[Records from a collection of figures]
'''
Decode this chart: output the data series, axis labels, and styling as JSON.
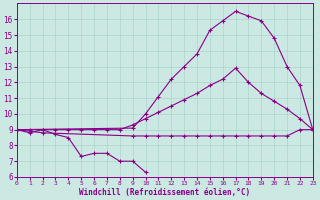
{
  "background_color": "#cce8e2",
  "grid_color": "#aad4cc",
  "line_color": "#880088",
  "xlabel": "Windchill (Refroidissement éolien,°C)",
  "xlim": [
    0,
    23
  ],
  "ylim": [
    6,
    17
  ],
  "xticks": [
    0,
    1,
    2,
    3,
    4,
    5,
    6,
    7,
    8,
    9,
    10,
    11,
    12,
    13,
    14,
    15,
    16,
    17,
    18,
    19,
    20,
    21,
    22,
    23
  ],
  "yticks": [
    6,
    7,
    8,
    9,
    10,
    11,
    12,
    13,
    14,
    15,
    16
  ],
  "curve_dip": {
    "x": [
      0,
      1,
      2,
      3,
      4,
      5,
      6,
      7,
      8,
      9,
      10
    ],
    "y": [
      9.0,
      8.8,
      9.0,
      8.7,
      8.5,
      7.3,
      7.5,
      7.5,
      7.0,
      7.0,
      6.3
    ]
  },
  "curve_flat": {
    "x": [
      0,
      2,
      9,
      10,
      11,
      12,
      13,
      14,
      15,
      16,
      17,
      18,
      19,
      20,
      21,
      22,
      23
    ],
    "y": [
      9.0,
      8.8,
      8.6,
      8.6,
      8.6,
      8.6,
      8.6,
      8.6,
      8.6,
      8.6,
      8.6,
      8.6,
      8.6,
      8.6,
      8.6,
      9.0,
      9.0
    ]
  },
  "curve_linear": {
    "x": [
      0,
      1,
      2,
      3,
      4,
      5,
      6,
      7,
      8,
      9,
      10,
      11,
      12,
      13,
      14,
      15,
      16,
      17,
      18,
      19,
      20,
      21,
      22,
      23
    ],
    "y": [
      9.0,
      9.0,
      9.0,
      9.0,
      9.0,
      9.0,
      9.0,
      9.0,
      9.0,
      9.3,
      9.7,
      10.1,
      10.5,
      10.9,
      11.3,
      11.8,
      12.2,
      12.9,
      12.0,
      11.3,
      10.8,
      10.3,
      9.7,
      9.0
    ]
  },
  "curve_peak": {
    "x": [
      0,
      9,
      10,
      11,
      12,
      13,
      14,
      15,
      16,
      17,
      18,
      19,
      20,
      21,
      22,
      23
    ],
    "y": [
      9.0,
      9.1,
      10.0,
      11.1,
      12.2,
      13.0,
      13.8,
      15.3,
      15.9,
      16.5,
      16.2,
      15.9,
      14.8,
      13.0,
      11.8,
      9.0
    ]
  }
}
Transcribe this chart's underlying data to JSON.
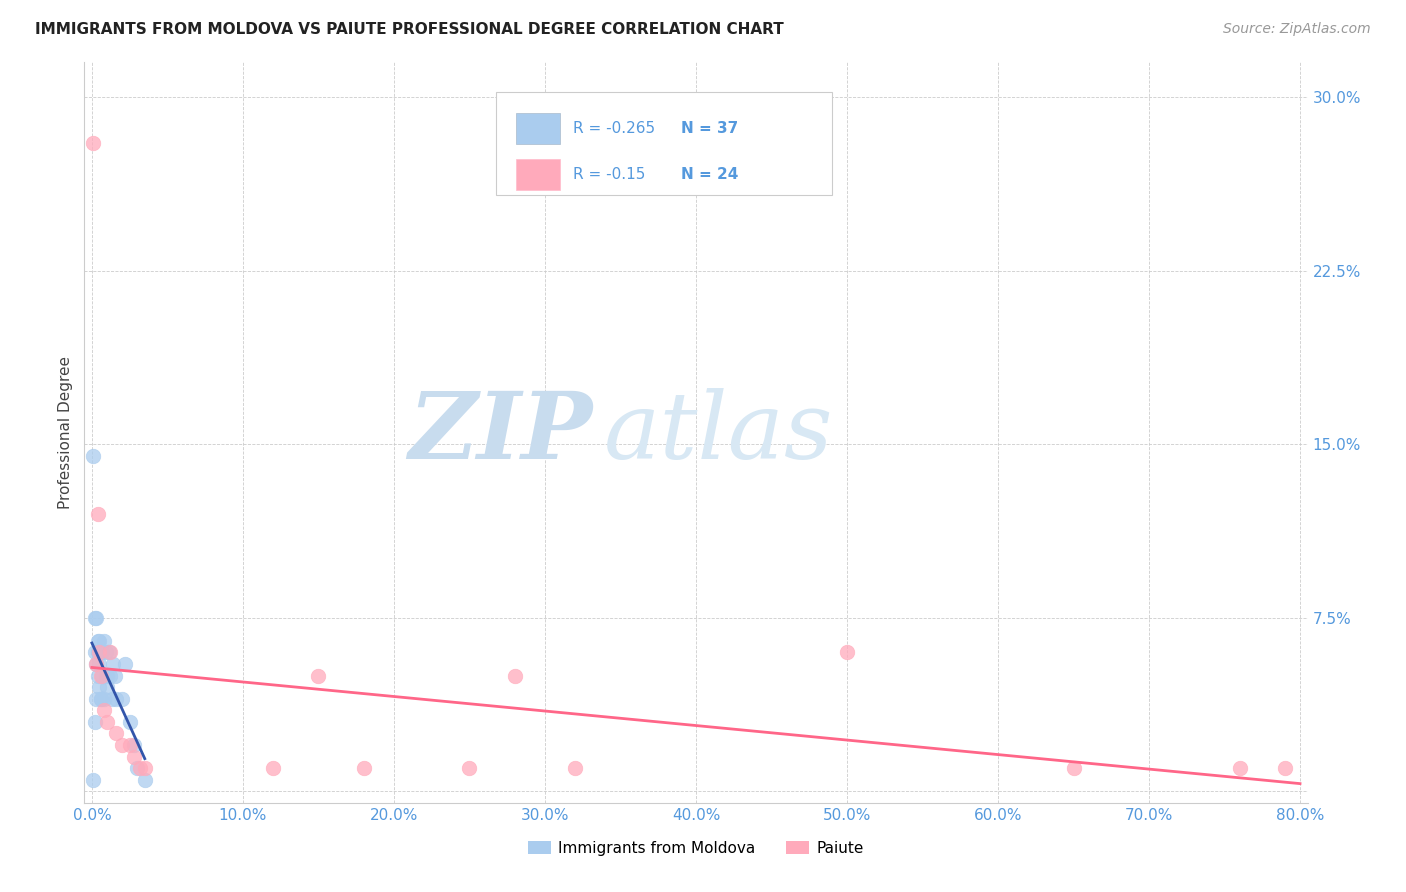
{
  "title": "IMMIGRANTS FROM MOLDOVA VS PAIUTE PROFESSIONAL DEGREE CORRELATION CHART",
  "source": "Source: ZipAtlas.com",
  "ylabel_label": "Professional Degree",
  "legend_label1": "Immigrants from Moldova",
  "legend_label2": "Paiute",
  "R1": -0.265,
  "N1": 37,
  "R2": -0.15,
  "N2": 24,
  "color_blue": "#AACCEE",
  "color_pink": "#FFAABB",
  "color_blue_line": "#3355AA",
  "color_pink_line": "#FF6688",
  "xlim": [
    -0.005,
    0.805
  ],
  "ylim": [
    -0.005,
    0.315
  ],
  "xticks": [
    0.0,
    0.1,
    0.2,
    0.3,
    0.4,
    0.5,
    0.6,
    0.7,
    0.8
  ],
  "yticks": [
    0.0,
    0.075,
    0.15,
    0.225,
    0.3
  ],
  "xtick_labels": [
    "0.0%",
    "10.0%",
    "20.0%",
    "30.0%",
    "40.0%",
    "50.0%",
    "60.0%",
    "70.0%",
    "80.0%"
  ],
  "ytick_labels": [
    "",
    "7.5%",
    "15.0%",
    "22.5%",
    "30.0%"
  ],
  "blue_x": [
    0.001,
    0.002,
    0.002,
    0.003,
    0.003,
    0.004,
    0.004,
    0.005,
    0.005,
    0.005,
    0.006,
    0.006,
    0.007,
    0.007,
    0.008,
    0.009,
    0.009,
    0.01,
    0.011,
    0.012,
    0.013,
    0.014,
    0.015,
    0.016,
    0.02,
    0.022,
    0.025,
    0.028,
    0.03,
    0.035,
    0.001,
    0.002,
    0.003,
    0.006,
    0.008,
    0.01,
    0.004
  ],
  "blue_y": [
    0.005,
    0.03,
    0.06,
    0.04,
    0.055,
    0.05,
    0.06,
    0.045,
    0.055,
    0.065,
    0.04,
    0.06,
    0.05,
    0.06,
    0.065,
    0.05,
    0.06,
    0.045,
    0.06,
    0.05,
    0.04,
    0.055,
    0.05,
    0.04,
    0.04,
    0.055,
    0.03,
    0.02,
    0.01,
    0.005,
    0.145,
    0.075,
    0.075,
    0.04,
    0.04,
    0.05,
    0.065
  ],
  "pink_x": [
    0.001,
    0.003,
    0.004,
    0.005,
    0.006,
    0.008,
    0.01,
    0.012,
    0.016,
    0.02,
    0.025,
    0.028,
    0.032,
    0.035,
    0.12,
    0.15,
    0.18,
    0.25,
    0.28,
    0.32,
    0.5,
    0.65,
    0.76,
    0.79
  ],
  "pink_y": [
    0.28,
    0.055,
    0.12,
    0.06,
    0.05,
    0.035,
    0.03,
    0.06,
    0.025,
    0.02,
    0.02,
    0.015,
    0.01,
    0.01,
    0.01,
    0.05,
    0.01,
    0.01,
    0.05,
    0.01,
    0.06,
    0.01,
    0.01,
    0.01
  ],
  "watermark_zip": "ZIP",
  "watermark_atlas": "atlas",
  "background_color": "#FFFFFF",
  "grid_color": "#CCCCCC",
  "tick_color": "#5599DD",
  "legend_box_color": "#DDDDDD"
}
'''
### PROBLEM STATEMENT
Reproduce the material in full, word for word, and omit the pictures.

### THE REPLY
Decode this chart: output the data series, axis labels, and styling as JSON.
{
  "background_color": "#cce8e2",
  "grid_color": "#aad4cc",
  "line_color": "#880088",
  "xlabel": "Windchill (Refroidissement éolien,°C)",
  "xlim": [
    0,
    23
  ],
  "ylim": [
    6,
    17
  ],
  "xticks": [
    0,
    1,
    2,
    3,
    4,
    5,
    6,
    7,
    8,
    9,
    10,
    11,
    12,
    13,
    14,
    15,
    16,
    17,
    18,
    19,
    20,
    21,
    22,
    23
  ],
  "yticks": [
    6,
    7,
    8,
    9,
    10,
    11,
    12,
    13,
    14,
    15,
    16
  ],
  "curve_dip": {
    "x": [
      0,
      1,
      2,
      3,
      4,
      5,
      6,
      7,
      8,
      9,
      10
    ],
    "y": [
      9.0,
      8.8,
      9.0,
      8.7,
      8.5,
      7.3,
      7.5,
      7.5,
      7.0,
      7.0,
      6.3
    ]
  },
  "curve_flat": {
    "x": [
      0,
      2,
      9,
      10,
      11,
      12,
      13,
      14,
      15,
      16,
      17,
      18,
      19,
      20,
      21,
      22,
      23
    ],
    "y": [
      9.0,
      8.8,
      8.6,
      8.6,
      8.6,
      8.6,
      8.6,
      8.6,
      8.6,
      8.6,
      8.6,
      8.6,
      8.6,
      8.6,
      8.6,
      9.0,
      9.0
    ]
  },
  "curve_linear": {
    "x": [
      0,
      1,
      2,
      3,
      4,
      5,
      6,
      7,
      8,
      9,
      10,
      11,
      12,
      13,
      14,
      15,
      16,
      17,
      18,
      19,
      20,
      21,
      22,
      23
    ],
    "y": [
      9.0,
      9.0,
      9.0,
      9.0,
      9.0,
      9.0,
      9.0,
      9.0,
      9.0,
      9.3,
      9.7,
      10.1,
      10.5,
      10.9,
      11.3,
      11.8,
      12.2,
      12.9,
      12.0,
      11.3,
      10.8,
      10.3,
      9.7,
      9.0
    ]
  },
  "curve_peak": {
    "x": [
      0,
      9,
      10,
      11,
      12,
      13,
      14,
      15,
      16,
      17,
      18,
      19,
      20,
      21,
      22,
      23
    ],
    "y": [
      9.0,
      9.1,
      10.0,
      11.1,
      12.2,
      13.0,
      13.8,
      15.3,
      15.9,
      16.5,
      16.2,
      15.9,
      14.8,
      13.0,
      11.8,
      9.0
    ]
  }
}
Transcribe this chart's underlying data to JSON.
{
  "title": "IMMIGRANTS FROM MOLDOVA VS PAIUTE PROFESSIONAL DEGREE CORRELATION CHART",
  "source": "Source: ZipAtlas.com",
  "ylabel_label": "Professional Degree",
  "legend_label1": "Immigrants from Moldova",
  "legend_label2": "Paiute",
  "R1": -0.265,
  "N1": 37,
  "R2": -0.15,
  "N2": 24,
  "color_blue": "#AACCEE",
  "color_pink": "#FFAABB",
  "color_blue_line": "#3355AA",
  "color_pink_line": "#FF6688",
  "xlim": [
    -0.005,
    0.805
  ],
  "ylim": [
    -0.005,
    0.315
  ],
  "xticks": [
    0.0,
    0.1,
    0.2,
    0.3,
    0.4,
    0.5,
    0.6,
    0.7,
    0.8
  ],
  "yticks": [
    0.0,
    0.075,
    0.15,
    0.225,
    0.3
  ],
  "xtick_labels": [
    "0.0%",
    "10.0%",
    "20.0%",
    "30.0%",
    "40.0%",
    "50.0%",
    "60.0%",
    "70.0%",
    "80.0%"
  ],
  "ytick_labels": [
    "",
    "7.5%",
    "15.0%",
    "22.5%",
    "30.0%"
  ],
  "blue_x": [
    0.001,
    0.002,
    0.002,
    0.003,
    0.003,
    0.004,
    0.004,
    0.005,
    0.005,
    0.005,
    0.006,
    0.006,
    0.007,
    0.007,
    0.008,
    0.009,
    0.009,
    0.01,
    0.011,
    0.012,
    0.013,
    0.014,
    0.015,
    0.016,
    0.02,
    0.022,
    0.025,
    0.028,
    0.03,
    0.035,
    0.001,
    0.002,
    0.003,
    0.006,
    0.008,
    0.01,
    0.004
  ],
  "blue_y": [
    0.005,
    0.03,
    0.06,
    0.04,
    0.055,
    0.05,
    0.06,
    0.045,
    0.055,
    0.065,
    0.04,
    0.06,
    0.05,
    0.06,
    0.065,
    0.05,
    0.06,
    0.045,
    0.06,
    0.05,
    0.04,
    0.055,
    0.05,
    0.04,
    0.04,
    0.055,
    0.03,
    0.02,
    0.01,
    0.005,
    0.145,
    0.075,
    0.075,
    0.04,
    0.04,
    0.05,
    0.065
  ],
  "pink_x": [
    0.001,
    0.003,
    0.004,
    0.005,
    0.006,
    0.008,
    0.01,
    0.012,
    0.016,
    0.02,
    0.025,
    0.028,
    0.032,
    0.035,
    0.12,
    0.15,
    0.18,
    0.25,
    0.28,
    0.32,
    0.5,
    0.65,
    0.76,
    0.79
  ],
  "pink_y": [
    0.28,
    0.055,
    0.12,
    0.06,
    0.05,
    0.035,
    0.03,
    0.06,
    0.025,
    0.02,
    0.02,
    0.015,
    0.01,
    0.01,
    0.01,
    0.05,
    0.01,
    0.01,
    0.05,
    0.01,
    0.06,
    0.01,
    0.01,
    0.01
  ],
  "watermark_zip": "ZIP",
  "watermark_atlas": "atlas",
  "background_color": "#FFFFFF",
  "grid_color": "#CCCCCC",
  "tick_color": "#5599DD",
  "legend_box_color": "#DDDDDD"
}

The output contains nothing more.